• What is required
Reply with the count of lines holding "home", nothing more.

• Source material
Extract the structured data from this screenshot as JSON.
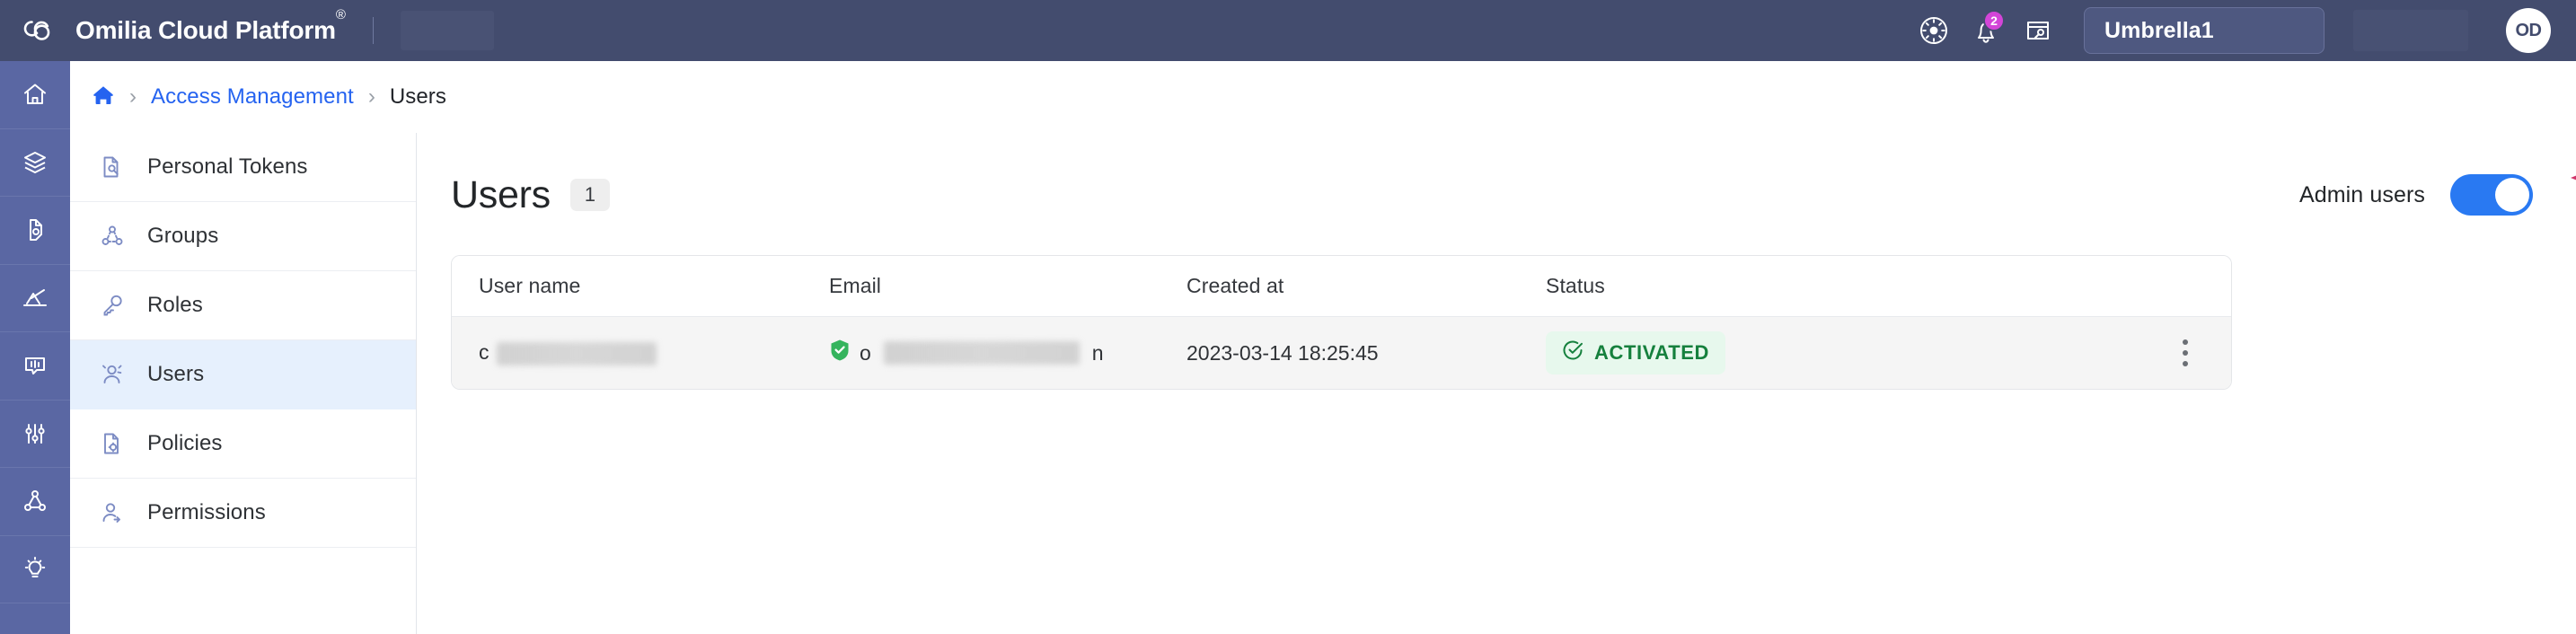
{
  "header": {
    "brand_title": "Omilia Cloud Platform",
    "brand_trademark": "®",
    "logo_icon": "omilia-cloud-logo-icon",
    "theme_icon": "brightness-sun-icon",
    "notifications_icon": "bell-icon",
    "notifications_count": "2",
    "api_key_icon": "card-key-icon",
    "tenant_name": "Umbrella1",
    "avatar_initials": "OD"
  },
  "icon_rail": {
    "items": [
      {
        "icon": "home-icon",
        "name": "rail-item-home"
      },
      {
        "icon": "layers-icon",
        "name": "rail-item-layers"
      },
      {
        "icon": "voice-bot-icon",
        "name": "rail-item-voice-bot"
      },
      {
        "icon": "analytics-chart-icon",
        "name": "rail-item-analytics"
      },
      {
        "icon": "dialog-bubble-icon",
        "name": "rail-item-conversations"
      },
      {
        "icon": "sliders-icon",
        "name": "rail-item-settings"
      },
      {
        "icon": "network-nodes-icon",
        "name": "rail-item-flows"
      },
      {
        "icon": "lightbulb-icon",
        "name": "rail-item-insights"
      }
    ]
  },
  "breadcrumb": {
    "home_icon": "home-icon",
    "separator": "›",
    "link_label": "Access Management",
    "current_label": "Users"
  },
  "sidebar": {
    "items": [
      {
        "label": "Personal Tokens",
        "icon": "document-key-icon",
        "active": false
      },
      {
        "label": "Groups",
        "icon": "groups-nodes-icon",
        "active": false
      },
      {
        "label": "Roles",
        "icon": "key-icon",
        "active": false
      },
      {
        "label": "Users",
        "icon": "users-icon",
        "active": true
      },
      {
        "label": "Policies",
        "icon": "document-gear-icon",
        "active": false
      },
      {
        "label": "Permissions",
        "icon": "user-check-icon",
        "active": false
      }
    ]
  },
  "main": {
    "page_title": "Users",
    "page_count": "1",
    "admin_toggle_label": "Admin users",
    "admin_toggle_state": "on",
    "annotation": "curved-arrow-pointing-at-admin-toggle",
    "annotation_color": "#d1356b",
    "table": {
      "columns": [
        "User name",
        "Email",
        "Created at",
        "Status"
      ],
      "rows": [
        {
          "user_name_prefix": "c",
          "user_name_redacted": true,
          "email_verified_icon": "verified-badge-icon",
          "email_prefix": "o",
          "email_suffix": "n",
          "email_redacted": true,
          "created_at": "2023-03-14 18:25:45",
          "status": "ACTIVATED",
          "status_icon": "check-circle-icon",
          "row_menu_icon": "kebab-menu-icon"
        }
      ]
    }
  },
  "colors": {
    "header_bg": "#434c6e",
    "rail_bg": "#5a67a3",
    "accent_blue": "#2563f0",
    "toggle_on": "#2979f2",
    "nav_active_bg": "#e6f0fd",
    "status_green": "#15803d",
    "status_green_bg": "#e7f8ed",
    "badge_pink": "#d345d8",
    "annotation_pink": "#d1356b"
  }
}
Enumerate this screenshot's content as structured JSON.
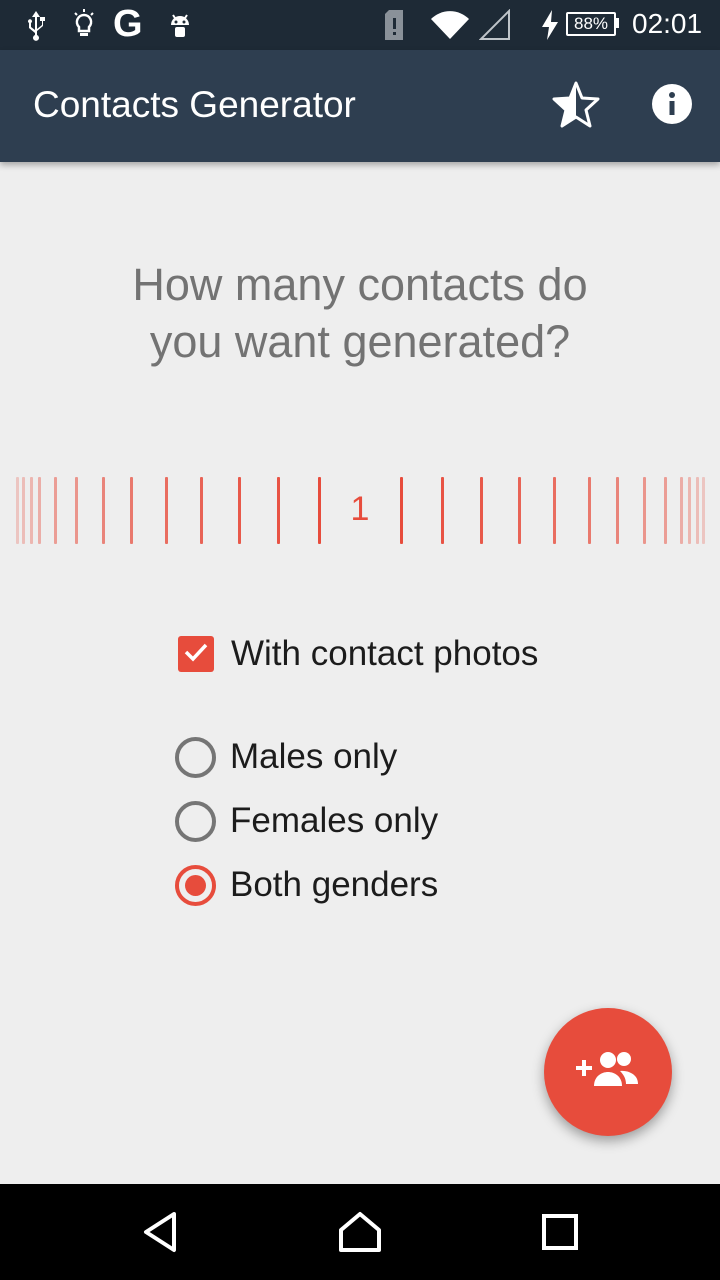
{
  "status_bar": {
    "icons": [
      "usb-icon",
      "lightbulb-icon",
      "google-icon",
      "android-icon",
      "sim-alert-icon",
      "wifi-icon",
      "signal-icon",
      "charging-icon"
    ],
    "google_letter": "G",
    "battery": "88%",
    "time": "02:01"
  },
  "app_bar": {
    "title": "Contacts Generator",
    "actions": [
      "star-half-icon",
      "info-icon"
    ]
  },
  "main": {
    "question_line1": "How many contacts do",
    "question_line2": "you want generated?",
    "picker_value": "1",
    "with_photos": {
      "label": "With contact photos",
      "checked": true
    },
    "gender_options": [
      {
        "label": "Males only",
        "selected": false
      },
      {
        "label": "Females only",
        "selected": false
      },
      {
        "label": "Both genders",
        "selected": true
      }
    ]
  },
  "fab": {
    "icon": "add-people-icon"
  },
  "nav_bar": {
    "buttons": [
      "back-icon",
      "home-icon",
      "recents-icon"
    ]
  },
  "colors": {
    "accent": "#e74c3c",
    "app_bar": "#2e3e50",
    "status_bar": "#1e2a36",
    "background": "#eeeeee"
  }
}
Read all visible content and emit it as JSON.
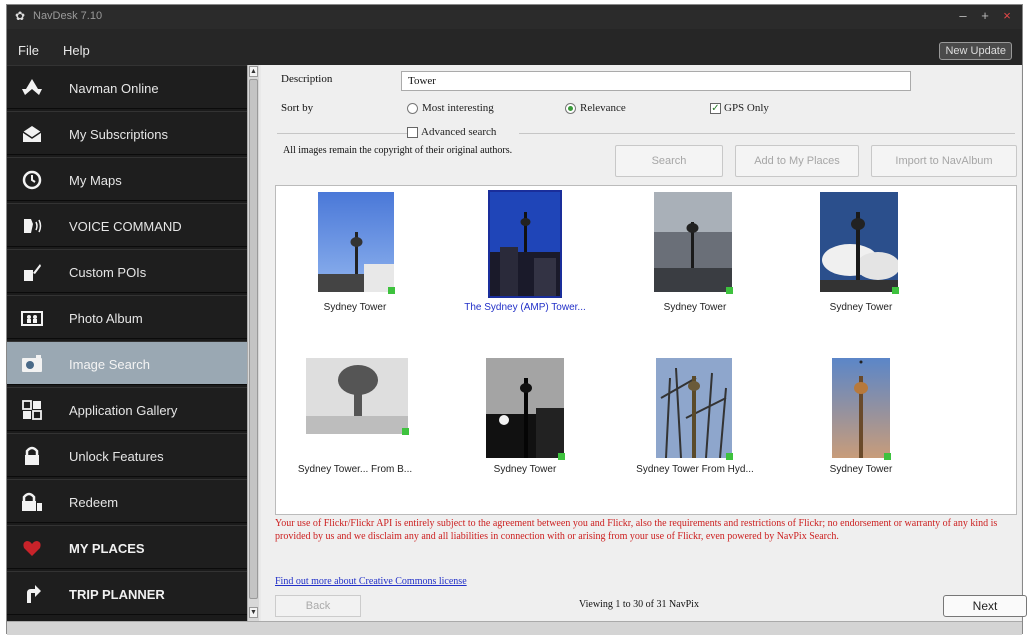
{
  "window": {
    "title": "NavDesk 7.10"
  },
  "menu": {
    "file": "File",
    "help": "Help",
    "new_update": "New Update"
  },
  "sidebar": {
    "items": [
      {
        "label": "Navman Online",
        "icon": "navman-logo-icon"
      },
      {
        "label": "My Subscriptions",
        "icon": "envelope-icon"
      },
      {
        "label": "My Maps",
        "icon": "clock-icon"
      },
      {
        "label": "VOICE COMMAND",
        "icon": "voice-icon"
      },
      {
        "label": "Custom POIs",
        "icon": "pois-icon"
      },
      {
        "label": "Photo Album",
        "icon": "photo-album-icon"
      },
      {
        "label": "Image Search",
        "icon": "camera-icon",
        "active": true
      },
      {
        "label": "Application Gallery",
        "icon": "app-gallery-icon"
      },
      {
        "label": "Unlock Features",
        "icon": "lock-icon"
      },
      {
        "label": "Redeem",
        "icon": "redeem-icon"
      },
      {
        "label": "MY PLACES",
        "icon": "heart-icon"
      },
      {
        "label": "TRIP PLANNER",
        "icon": "trip-arrow-icon"
      }
    ]
  },
  "search": {
    "description_label": "Description",
    "description_value": "Tower",
    "sort_label": "Sort by",
    "sort_most_interesting": "Most interesting",
    "sort_relevance": "Relevance",
    "sort_selected": "Relevance",
    "gps_only_label": "GPS Only",
    "gps_only_checked": true,
    "advanced_label": "Advanced search",
    "advanced_checked": false,
    "copyright_note": "All images remain the copyright of their original authors.",
    "search_button": "Search",
    "add_button": "Add to My Places",
    "import_button": "Import to NavAlbum"
  },
  "results": [
    {
      "caption": "Sydney Tower",
      "selected": false
    },
    {
      "caption": "The Sydney (AMP) Tower...",
      "selected": true
    },
    {
      "caption": "Sydney Tower",
      "selected": false
    },
    {
      "caption": "Sydney Tower",
      "selected": false
    },
    {
      "caption": "Sydney Tower... From B...",
      "selected": false
    },
    {
      "caption": "Sydney Tower",
      "selected": false
    },
    {
      "caption": "Sydney Tower From Hyd...",
      "selected": false
    },
    {
      "caption": "Sydney Tower",
      "selected": false
    }
  ],
  "footer": {
    "terms": "Your use of Flickr/Flickr API is entirely subject to the agreement between you and Flickr, also the requirements and restrictions of Flickr; no endorsement or warranty of any kind is provided by us and we disclaim any and all liabilities in connection with or arising from your use of Flickr, even powered by NavPix Search.",
    "cc_link": "Find out more about Creative Commons license",
    "back_button": "Back",
    "viewing": "Viewing 1 to 30 of 31 NavPix",
    "next_button": "Next"
  },
  "colors": {
    "accent_active": "#9aa8b3",
    "terms_red": "#cc1f1f",
    "link_blue": "#2230c8"
  }
}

• Solution to this task
4